YOUR OBJECTIVE: Show every line in the entries below where the word "page" appears.

Saved data entries
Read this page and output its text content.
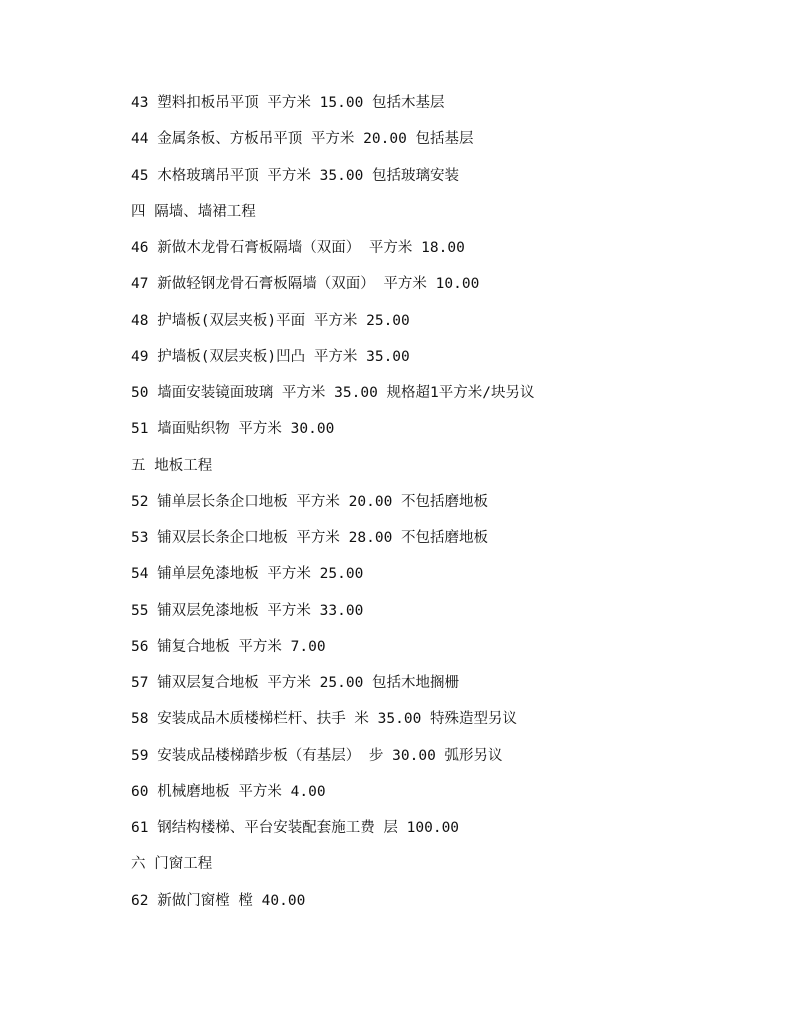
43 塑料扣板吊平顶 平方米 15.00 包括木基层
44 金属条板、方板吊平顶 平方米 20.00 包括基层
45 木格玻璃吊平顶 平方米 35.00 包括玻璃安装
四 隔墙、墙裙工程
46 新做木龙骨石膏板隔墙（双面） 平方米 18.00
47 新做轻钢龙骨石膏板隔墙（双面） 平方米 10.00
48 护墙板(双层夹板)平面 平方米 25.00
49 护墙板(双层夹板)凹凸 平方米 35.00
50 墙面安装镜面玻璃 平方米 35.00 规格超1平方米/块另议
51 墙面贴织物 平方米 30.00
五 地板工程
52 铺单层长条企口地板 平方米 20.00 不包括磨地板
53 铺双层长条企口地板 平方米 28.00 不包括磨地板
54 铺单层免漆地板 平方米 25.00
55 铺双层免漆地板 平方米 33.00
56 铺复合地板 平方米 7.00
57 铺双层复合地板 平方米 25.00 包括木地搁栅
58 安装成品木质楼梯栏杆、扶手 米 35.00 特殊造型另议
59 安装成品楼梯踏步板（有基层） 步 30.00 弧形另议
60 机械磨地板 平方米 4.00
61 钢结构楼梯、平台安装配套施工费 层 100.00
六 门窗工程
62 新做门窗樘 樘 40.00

==

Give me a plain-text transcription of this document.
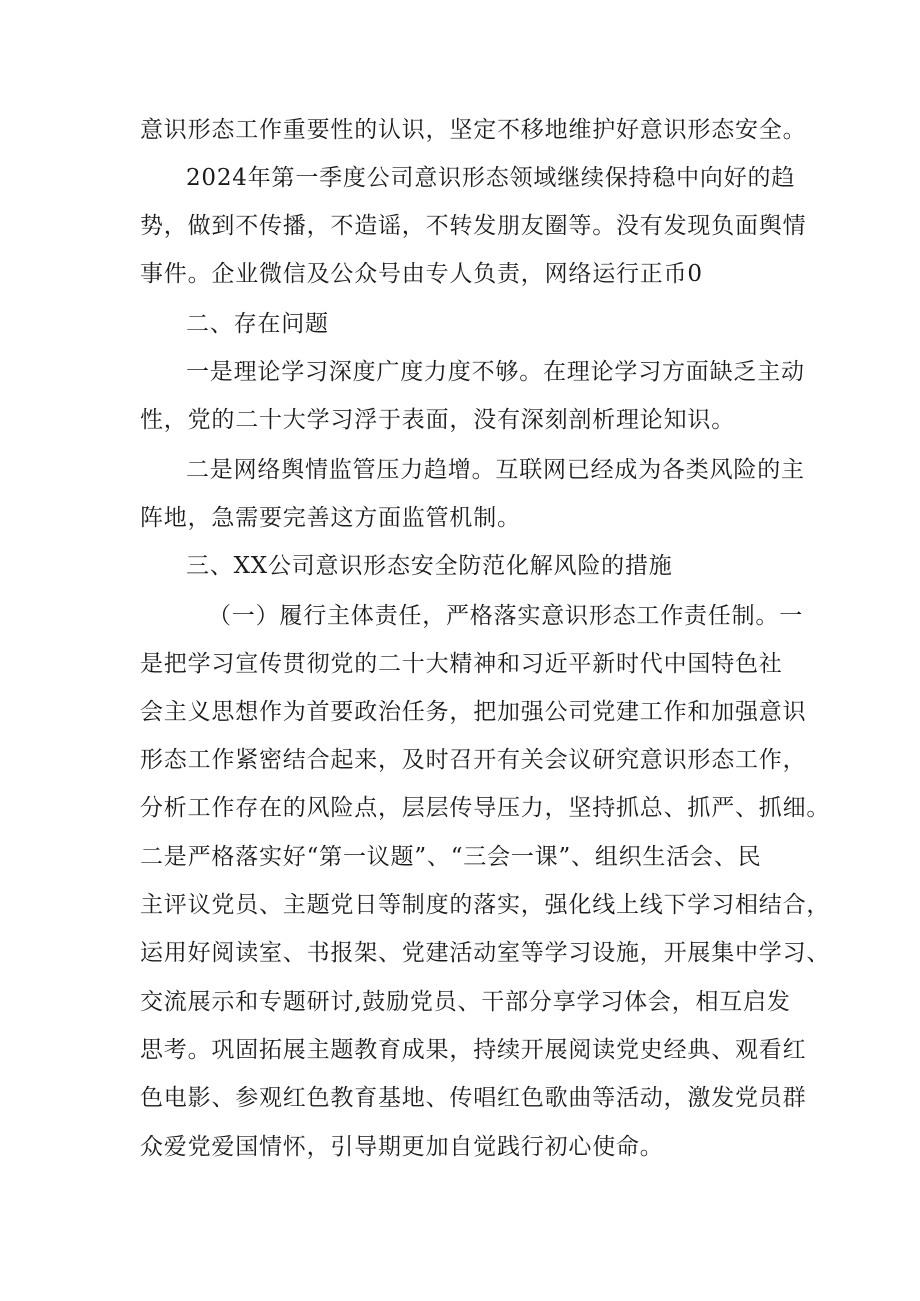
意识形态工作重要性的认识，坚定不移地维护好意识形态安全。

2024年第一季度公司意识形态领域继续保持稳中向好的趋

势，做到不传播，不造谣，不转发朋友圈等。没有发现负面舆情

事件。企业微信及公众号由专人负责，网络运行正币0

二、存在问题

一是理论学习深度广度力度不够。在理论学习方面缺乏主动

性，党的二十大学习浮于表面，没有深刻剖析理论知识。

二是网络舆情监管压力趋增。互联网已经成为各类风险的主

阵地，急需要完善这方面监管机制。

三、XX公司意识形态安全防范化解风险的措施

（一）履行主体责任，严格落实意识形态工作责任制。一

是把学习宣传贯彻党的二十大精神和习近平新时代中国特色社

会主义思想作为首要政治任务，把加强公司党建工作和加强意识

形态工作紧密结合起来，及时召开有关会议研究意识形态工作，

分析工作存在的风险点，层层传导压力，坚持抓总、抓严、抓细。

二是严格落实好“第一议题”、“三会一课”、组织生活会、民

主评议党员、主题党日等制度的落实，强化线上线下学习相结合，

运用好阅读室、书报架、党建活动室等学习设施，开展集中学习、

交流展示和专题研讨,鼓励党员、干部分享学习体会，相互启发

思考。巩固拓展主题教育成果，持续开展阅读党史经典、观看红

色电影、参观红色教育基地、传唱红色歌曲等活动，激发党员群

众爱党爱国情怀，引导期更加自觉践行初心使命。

---

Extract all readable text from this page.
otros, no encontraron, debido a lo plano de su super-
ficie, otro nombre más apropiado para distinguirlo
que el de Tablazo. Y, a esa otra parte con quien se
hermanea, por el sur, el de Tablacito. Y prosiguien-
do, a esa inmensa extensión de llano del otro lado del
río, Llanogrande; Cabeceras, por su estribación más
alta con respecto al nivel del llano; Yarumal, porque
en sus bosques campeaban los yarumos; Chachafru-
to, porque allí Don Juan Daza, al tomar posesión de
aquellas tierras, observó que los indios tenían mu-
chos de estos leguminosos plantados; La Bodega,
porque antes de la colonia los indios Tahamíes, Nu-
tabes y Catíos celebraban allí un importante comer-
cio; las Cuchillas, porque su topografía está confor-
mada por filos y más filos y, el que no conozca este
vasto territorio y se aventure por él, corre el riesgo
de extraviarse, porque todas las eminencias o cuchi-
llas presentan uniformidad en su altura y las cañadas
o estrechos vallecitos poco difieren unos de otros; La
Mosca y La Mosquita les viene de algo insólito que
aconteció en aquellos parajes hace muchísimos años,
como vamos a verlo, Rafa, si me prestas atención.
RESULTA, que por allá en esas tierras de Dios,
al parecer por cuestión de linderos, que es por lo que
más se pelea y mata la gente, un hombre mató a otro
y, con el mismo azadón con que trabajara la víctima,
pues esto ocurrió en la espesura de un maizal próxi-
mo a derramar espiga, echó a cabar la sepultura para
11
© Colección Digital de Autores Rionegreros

FINAL RESULT:
Read this page and output its text content.
Extract all readable text from this page.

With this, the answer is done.